Data entries for graphics
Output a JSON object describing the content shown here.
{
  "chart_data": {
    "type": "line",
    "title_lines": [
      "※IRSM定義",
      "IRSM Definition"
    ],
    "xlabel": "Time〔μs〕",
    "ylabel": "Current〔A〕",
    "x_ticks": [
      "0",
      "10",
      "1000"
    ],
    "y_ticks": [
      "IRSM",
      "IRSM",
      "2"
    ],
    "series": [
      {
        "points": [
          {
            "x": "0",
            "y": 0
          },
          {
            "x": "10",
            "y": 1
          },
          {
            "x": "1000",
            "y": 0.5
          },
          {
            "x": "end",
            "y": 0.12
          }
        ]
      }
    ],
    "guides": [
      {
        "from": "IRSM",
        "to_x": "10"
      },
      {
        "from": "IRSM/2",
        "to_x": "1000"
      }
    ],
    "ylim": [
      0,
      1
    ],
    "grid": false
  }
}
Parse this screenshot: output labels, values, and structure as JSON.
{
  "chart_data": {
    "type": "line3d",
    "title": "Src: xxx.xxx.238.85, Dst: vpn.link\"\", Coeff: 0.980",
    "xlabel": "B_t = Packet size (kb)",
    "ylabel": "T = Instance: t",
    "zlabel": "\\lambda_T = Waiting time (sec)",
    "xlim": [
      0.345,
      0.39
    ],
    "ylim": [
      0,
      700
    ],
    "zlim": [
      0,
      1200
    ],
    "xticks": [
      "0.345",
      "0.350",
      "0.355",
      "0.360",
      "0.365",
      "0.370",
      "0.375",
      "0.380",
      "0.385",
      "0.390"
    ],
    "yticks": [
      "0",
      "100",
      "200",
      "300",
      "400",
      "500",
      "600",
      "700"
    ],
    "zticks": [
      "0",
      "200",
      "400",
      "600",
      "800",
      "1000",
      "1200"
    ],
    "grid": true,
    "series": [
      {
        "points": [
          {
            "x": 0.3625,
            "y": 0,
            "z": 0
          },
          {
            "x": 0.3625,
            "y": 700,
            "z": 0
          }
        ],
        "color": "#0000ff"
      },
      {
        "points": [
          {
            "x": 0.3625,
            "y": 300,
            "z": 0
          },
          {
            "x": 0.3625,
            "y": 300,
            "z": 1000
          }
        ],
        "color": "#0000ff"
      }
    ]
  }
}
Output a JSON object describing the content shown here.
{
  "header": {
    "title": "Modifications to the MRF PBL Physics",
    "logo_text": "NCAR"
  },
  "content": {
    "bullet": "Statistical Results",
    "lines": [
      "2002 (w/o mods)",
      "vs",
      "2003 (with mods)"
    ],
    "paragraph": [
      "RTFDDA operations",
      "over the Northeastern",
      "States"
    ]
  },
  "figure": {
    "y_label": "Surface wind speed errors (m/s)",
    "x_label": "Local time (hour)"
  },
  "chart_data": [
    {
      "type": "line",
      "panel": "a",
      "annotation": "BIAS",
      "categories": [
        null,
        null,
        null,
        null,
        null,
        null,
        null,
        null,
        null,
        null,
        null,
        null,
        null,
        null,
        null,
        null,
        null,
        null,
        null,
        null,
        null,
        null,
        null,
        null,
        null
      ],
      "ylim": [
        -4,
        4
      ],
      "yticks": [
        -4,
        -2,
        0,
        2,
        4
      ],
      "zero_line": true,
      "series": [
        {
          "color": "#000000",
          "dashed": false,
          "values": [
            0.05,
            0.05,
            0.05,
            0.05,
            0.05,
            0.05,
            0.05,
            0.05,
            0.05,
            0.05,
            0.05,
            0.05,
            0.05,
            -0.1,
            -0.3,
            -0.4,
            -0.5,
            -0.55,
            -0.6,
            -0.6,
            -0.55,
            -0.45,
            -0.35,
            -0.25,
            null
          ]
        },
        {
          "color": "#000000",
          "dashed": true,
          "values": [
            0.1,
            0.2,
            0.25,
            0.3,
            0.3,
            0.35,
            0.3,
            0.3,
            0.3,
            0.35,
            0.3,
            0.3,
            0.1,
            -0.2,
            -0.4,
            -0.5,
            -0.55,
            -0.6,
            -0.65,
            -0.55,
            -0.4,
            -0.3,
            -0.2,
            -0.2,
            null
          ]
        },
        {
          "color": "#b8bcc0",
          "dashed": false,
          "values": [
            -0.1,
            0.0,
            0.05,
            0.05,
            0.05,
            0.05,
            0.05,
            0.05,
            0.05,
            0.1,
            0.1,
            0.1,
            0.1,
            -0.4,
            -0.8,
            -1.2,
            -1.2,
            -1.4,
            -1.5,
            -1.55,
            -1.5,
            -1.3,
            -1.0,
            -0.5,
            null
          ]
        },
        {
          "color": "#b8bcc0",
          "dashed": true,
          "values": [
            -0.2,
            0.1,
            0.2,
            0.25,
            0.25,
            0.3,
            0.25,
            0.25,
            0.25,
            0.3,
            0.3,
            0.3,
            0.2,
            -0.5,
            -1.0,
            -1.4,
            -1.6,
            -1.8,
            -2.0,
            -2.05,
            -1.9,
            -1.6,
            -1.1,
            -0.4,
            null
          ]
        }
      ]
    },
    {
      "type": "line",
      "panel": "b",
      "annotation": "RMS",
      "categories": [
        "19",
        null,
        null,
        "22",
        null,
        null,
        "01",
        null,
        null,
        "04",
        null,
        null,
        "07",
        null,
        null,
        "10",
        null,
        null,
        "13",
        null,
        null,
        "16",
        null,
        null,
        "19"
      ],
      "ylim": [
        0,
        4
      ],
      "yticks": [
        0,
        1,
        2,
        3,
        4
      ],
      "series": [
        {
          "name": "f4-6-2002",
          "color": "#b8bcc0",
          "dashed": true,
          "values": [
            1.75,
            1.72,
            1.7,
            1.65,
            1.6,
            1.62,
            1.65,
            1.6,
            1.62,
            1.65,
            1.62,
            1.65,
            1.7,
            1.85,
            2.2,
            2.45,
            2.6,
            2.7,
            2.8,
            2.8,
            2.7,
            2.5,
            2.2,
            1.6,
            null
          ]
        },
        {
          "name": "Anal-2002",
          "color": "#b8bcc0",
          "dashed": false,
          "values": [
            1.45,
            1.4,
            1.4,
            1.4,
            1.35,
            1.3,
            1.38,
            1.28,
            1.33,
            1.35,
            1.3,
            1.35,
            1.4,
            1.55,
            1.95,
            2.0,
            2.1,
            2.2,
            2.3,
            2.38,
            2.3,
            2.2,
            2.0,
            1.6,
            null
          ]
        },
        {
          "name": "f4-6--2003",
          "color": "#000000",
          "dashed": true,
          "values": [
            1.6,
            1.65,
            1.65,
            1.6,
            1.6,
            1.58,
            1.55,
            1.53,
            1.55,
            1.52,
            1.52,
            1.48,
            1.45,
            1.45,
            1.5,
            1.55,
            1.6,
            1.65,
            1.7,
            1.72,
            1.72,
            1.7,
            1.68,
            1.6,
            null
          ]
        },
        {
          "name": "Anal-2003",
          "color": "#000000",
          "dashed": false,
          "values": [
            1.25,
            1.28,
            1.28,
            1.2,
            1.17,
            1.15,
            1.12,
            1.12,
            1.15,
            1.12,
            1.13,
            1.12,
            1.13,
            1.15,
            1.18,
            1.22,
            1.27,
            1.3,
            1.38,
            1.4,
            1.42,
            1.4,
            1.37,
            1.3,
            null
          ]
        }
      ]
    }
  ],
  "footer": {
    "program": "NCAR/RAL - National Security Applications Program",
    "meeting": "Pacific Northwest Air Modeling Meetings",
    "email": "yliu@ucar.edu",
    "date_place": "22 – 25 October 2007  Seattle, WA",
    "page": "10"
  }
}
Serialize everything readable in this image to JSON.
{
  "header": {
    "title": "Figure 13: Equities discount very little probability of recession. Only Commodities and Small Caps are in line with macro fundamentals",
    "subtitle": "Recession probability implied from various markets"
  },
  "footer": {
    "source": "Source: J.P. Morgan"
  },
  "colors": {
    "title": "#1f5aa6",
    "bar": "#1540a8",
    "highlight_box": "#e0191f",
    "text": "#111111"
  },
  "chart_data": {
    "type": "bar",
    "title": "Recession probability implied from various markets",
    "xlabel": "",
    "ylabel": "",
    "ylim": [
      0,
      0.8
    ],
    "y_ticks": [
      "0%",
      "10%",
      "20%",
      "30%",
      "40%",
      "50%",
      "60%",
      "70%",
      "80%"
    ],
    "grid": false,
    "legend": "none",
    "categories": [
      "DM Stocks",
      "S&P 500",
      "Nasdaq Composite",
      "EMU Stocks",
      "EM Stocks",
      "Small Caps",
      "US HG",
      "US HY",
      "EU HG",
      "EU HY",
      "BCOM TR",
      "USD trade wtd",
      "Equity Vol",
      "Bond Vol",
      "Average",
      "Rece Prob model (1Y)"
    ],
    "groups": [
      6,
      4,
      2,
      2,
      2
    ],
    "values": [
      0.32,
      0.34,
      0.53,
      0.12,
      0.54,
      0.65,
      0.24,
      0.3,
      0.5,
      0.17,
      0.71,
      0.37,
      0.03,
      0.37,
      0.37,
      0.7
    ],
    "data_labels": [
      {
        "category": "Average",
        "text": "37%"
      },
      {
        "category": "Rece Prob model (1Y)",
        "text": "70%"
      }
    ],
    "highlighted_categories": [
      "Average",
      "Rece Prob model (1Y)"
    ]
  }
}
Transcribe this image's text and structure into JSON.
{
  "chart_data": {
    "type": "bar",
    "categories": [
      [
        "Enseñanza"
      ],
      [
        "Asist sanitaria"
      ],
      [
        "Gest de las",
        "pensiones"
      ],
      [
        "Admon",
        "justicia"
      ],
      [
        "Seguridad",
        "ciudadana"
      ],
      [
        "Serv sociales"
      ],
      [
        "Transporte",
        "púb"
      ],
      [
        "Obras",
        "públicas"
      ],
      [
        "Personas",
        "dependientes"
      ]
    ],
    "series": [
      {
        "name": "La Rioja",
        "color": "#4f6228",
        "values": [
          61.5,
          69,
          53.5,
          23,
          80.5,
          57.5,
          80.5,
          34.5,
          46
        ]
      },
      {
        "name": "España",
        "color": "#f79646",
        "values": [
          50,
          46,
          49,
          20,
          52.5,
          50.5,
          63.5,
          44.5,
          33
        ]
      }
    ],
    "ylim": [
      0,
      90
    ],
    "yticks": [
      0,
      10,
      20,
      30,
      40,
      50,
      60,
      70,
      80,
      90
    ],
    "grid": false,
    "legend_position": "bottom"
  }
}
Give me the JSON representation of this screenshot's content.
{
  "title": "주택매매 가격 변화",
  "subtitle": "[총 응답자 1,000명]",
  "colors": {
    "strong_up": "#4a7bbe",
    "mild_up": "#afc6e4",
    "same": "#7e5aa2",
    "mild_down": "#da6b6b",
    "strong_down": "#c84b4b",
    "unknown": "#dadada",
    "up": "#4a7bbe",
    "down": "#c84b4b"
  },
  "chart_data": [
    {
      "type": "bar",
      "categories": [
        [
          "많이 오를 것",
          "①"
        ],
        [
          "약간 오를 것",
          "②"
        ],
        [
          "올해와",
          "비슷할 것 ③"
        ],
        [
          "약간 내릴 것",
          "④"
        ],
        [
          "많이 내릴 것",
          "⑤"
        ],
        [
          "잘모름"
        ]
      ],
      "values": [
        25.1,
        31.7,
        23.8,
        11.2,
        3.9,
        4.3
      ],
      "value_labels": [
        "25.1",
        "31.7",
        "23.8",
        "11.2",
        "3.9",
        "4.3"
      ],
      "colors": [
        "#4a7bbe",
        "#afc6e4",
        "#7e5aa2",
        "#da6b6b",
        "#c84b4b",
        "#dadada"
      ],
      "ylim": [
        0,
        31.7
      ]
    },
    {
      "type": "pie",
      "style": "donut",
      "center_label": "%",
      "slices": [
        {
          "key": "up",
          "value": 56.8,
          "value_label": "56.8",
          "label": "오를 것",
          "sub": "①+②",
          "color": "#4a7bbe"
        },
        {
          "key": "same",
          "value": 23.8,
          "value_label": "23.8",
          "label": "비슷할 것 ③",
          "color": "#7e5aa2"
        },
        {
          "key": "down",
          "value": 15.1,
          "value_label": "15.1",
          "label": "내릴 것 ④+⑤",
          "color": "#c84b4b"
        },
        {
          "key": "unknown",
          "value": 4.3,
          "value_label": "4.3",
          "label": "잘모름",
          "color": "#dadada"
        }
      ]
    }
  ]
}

- **EXERCISE**
Find the lines containing "name" and list every one of them.

- **EXERCISE OUTPUT**
          "name": "f4-6-2002",
          "name": "Anal-2002",
          "name": "f4-6--2003",
          "name": "Anal-2003",
        "name": "La Rioja",
        "name": "España",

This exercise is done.